* _Given text_
---*---

In [None]:
import numpy as np
import pandas as pd
from tensorflow.keras.layers import Dense, BatchNormalization, Activation, Dropout
from tensorflow.keras.models import Sequential
from tensorflow.keras.callbacks import EarlyStopping
from sklearn.compose import make_column_selector, ColumnTransformer
from sklearn.impute import SimpleImputer
from sklearn.preprocessing import StandardScaler, OneHotEncoder
from sklearn.pipeline import Pipeline
from sklearn.model_selection import train_test_split

In [None]:
data = pd.read_csv('train.csv')
data.head()

Unnamed: 0,id,age,job,marital,education,default,balance,housing,loan,contact,day,month,duration,campaign,pdays,previous,poutcome,y
0,0,42,technician,married,secondary,no,7,no,no,cellular,25,aug,117,3,-1,0,unknown,0
1,1,38,blue-collar,married,secondary,no,514,no,no,unknown,18,jun,185,1,-1,0,unknown,0
2,2,36,blue-collar,married,secondary,no,602,yes,no,unknown,14,may,111,2,-1,0,unknown,0
3,3,27,student,single,secondary,no,34,yes,no,unknown,28,may,10,2,-1,0,unknown,0
4,4,26,technician,married,secondary,no,889,yes,no,cellular,3,feb,902,1,-1,0,unknown,1


In [None]:
data['job'].value_counts()

Unnamed: 0_level_0,count
job,Unnamed: 1_level_1
management,175541
blue-collar,170498
technician,138107
admin.,81492
services,64209
retired,35185
self-employed,19020
entrepreneur,17718
unemployed,17634
housemaid,15912


In [None]:
X = data.iloc[:, 1:-1]
X.head()

---*---

* _Provided data_
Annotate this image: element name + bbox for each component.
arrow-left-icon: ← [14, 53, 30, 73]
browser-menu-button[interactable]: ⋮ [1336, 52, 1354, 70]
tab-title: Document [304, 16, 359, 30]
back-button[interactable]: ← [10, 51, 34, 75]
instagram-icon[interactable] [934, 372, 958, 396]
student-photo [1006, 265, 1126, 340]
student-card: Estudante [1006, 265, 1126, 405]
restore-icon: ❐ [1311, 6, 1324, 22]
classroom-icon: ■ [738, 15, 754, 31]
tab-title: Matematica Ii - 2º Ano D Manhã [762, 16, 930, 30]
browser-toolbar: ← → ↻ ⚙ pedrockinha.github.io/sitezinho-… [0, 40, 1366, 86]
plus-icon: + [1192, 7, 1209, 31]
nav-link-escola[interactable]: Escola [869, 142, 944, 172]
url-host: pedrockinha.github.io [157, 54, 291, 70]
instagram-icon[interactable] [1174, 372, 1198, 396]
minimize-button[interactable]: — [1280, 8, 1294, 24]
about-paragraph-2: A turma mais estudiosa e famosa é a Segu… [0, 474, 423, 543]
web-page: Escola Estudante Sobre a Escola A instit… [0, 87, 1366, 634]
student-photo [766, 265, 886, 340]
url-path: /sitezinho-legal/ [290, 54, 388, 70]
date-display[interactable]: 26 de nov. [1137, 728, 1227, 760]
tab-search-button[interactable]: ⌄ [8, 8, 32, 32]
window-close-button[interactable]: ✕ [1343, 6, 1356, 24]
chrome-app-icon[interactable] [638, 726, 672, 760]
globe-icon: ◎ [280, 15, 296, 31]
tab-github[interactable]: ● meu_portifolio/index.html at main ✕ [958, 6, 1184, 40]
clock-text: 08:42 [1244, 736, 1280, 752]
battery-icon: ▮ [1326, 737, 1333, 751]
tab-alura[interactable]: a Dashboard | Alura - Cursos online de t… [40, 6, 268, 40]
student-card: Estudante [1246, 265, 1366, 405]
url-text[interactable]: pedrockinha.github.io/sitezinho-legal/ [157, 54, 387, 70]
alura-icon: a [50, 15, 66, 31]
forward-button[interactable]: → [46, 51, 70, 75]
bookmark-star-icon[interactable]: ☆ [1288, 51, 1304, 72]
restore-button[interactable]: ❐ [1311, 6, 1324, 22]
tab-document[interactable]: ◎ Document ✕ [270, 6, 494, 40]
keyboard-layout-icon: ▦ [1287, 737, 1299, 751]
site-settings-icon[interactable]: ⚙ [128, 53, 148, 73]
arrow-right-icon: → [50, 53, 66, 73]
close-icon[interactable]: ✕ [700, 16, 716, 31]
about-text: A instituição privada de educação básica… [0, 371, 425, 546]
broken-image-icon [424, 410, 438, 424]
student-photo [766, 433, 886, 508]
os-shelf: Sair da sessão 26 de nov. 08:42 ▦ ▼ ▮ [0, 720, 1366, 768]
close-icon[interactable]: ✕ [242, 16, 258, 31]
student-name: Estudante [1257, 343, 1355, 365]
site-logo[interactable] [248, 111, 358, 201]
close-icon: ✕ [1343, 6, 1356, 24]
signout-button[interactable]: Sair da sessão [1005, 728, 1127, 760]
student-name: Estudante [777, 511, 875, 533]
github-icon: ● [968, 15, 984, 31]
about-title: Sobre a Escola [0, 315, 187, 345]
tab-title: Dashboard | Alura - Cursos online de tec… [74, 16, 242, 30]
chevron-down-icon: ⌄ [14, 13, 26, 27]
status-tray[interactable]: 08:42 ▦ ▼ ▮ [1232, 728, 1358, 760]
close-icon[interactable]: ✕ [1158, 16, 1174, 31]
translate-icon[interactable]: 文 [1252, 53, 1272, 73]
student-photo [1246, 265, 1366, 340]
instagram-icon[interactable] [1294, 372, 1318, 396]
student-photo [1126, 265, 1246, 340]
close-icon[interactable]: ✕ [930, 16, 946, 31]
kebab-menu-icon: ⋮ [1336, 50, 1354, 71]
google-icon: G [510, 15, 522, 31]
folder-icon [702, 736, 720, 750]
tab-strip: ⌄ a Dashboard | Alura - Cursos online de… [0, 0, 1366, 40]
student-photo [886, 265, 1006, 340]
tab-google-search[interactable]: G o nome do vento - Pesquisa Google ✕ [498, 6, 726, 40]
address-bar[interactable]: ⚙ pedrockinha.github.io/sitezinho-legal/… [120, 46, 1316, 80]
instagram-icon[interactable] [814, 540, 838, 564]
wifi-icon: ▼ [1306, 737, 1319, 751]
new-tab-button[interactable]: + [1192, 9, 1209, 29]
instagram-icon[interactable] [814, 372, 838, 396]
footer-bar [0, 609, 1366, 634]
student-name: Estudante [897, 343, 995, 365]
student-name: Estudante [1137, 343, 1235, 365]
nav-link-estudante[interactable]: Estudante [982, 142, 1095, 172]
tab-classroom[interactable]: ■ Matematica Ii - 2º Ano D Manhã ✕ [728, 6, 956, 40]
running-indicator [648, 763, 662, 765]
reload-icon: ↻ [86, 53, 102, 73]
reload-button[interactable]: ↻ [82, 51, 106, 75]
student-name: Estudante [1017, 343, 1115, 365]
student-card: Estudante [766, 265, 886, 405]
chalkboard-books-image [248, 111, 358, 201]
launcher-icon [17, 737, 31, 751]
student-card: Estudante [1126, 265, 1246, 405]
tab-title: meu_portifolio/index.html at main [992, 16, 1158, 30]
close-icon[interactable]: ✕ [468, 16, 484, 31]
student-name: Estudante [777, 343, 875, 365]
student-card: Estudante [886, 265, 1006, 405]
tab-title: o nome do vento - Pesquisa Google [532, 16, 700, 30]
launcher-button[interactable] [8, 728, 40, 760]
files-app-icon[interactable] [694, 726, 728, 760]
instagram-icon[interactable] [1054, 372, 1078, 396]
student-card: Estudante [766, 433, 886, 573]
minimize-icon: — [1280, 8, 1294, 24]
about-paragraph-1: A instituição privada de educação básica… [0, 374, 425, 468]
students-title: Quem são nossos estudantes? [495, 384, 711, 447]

---*---

* _To do_
A. In the Python notebook, what count does the job column show for "management"?
B. Write the next part of the Python notebook, picking up after its last line.
The entries have nothing to do with the Python notebook.

* _Task-by-task answers_
A. 175541

B.
Unnamed: 0,age,job,marital,education,default,balance,housing,loan,contact,day,month,duration,campaign,pdays,previous,poutcome
0,42,technician,married,secondary,no,7,no,no,cellular,25,aug,117,3,-1,0,unknown
1,38,blue-collar,married,secondary,no,514,no,no,unknown,18,jun,185,1,-1,0,unknown
2,36,blue-collar,married,secondary,no,602,yes,no,unknown,14,may,111,2,-1,0,unknown
3,27,student,single,secondary,no,34,yes,no,unknown,28,may,10,2,-1,0,unknown
4,26,technician,married,secondary,no,889,yes,no,cellular,3,feb,902,1,-1,0,unknown


In [None]:
y = data['y']

In [None]:
num_cols = make_column_selector(dtype_include='number')
cat_cols = make_column_selector(dtype_include='object')

num_pipes = Pipeline([
    ('imputer', SimpleImputer(strategy='mean')),
    ('scaler', StandardScaler())
])

cat_pipes = Pipeline([
    ('imputer', SimpleImputer(strategy='most_frequent')),
    ('oneh', OneHotEncoder(sparse_output=False, handle_unknown='ignore')),
])

ctx = ColumnTransformer([
    ('num', num_pipes, num_cols),
    ('cat', cat_pipes, cat_cols),
])

In [None]:
X_train, X_test, y_train, y_test = train_test_split(X, y, test_size=0.2, random_state=42)

X_train = ctx.fit_transform(X_train)
X_test = ctx.transform(X_test)

In [None]:
early_stop = EarlyStopping(
    monitor='val_loss',
    patience=5,
    restore_best_weights=True
)

model = Sequential([
    Dense(units=256),
    BatchNormalization(),
    Activation('relu'),
    Dropout(0.3),
    Dense(units=128),
    BatchNormalization(),
    Activation('relu'),
    Dense(units=1, activation='sigmoid')
])

model.compile(optimizer='adam', loss='binary_crossentropy', metrics=['accuracy'])

In [10]:
model.fit(x=X_train, y=y_train, epochs=100, validation_data=(X_test,y_test), callbacks=[early_stop], batch_size=32)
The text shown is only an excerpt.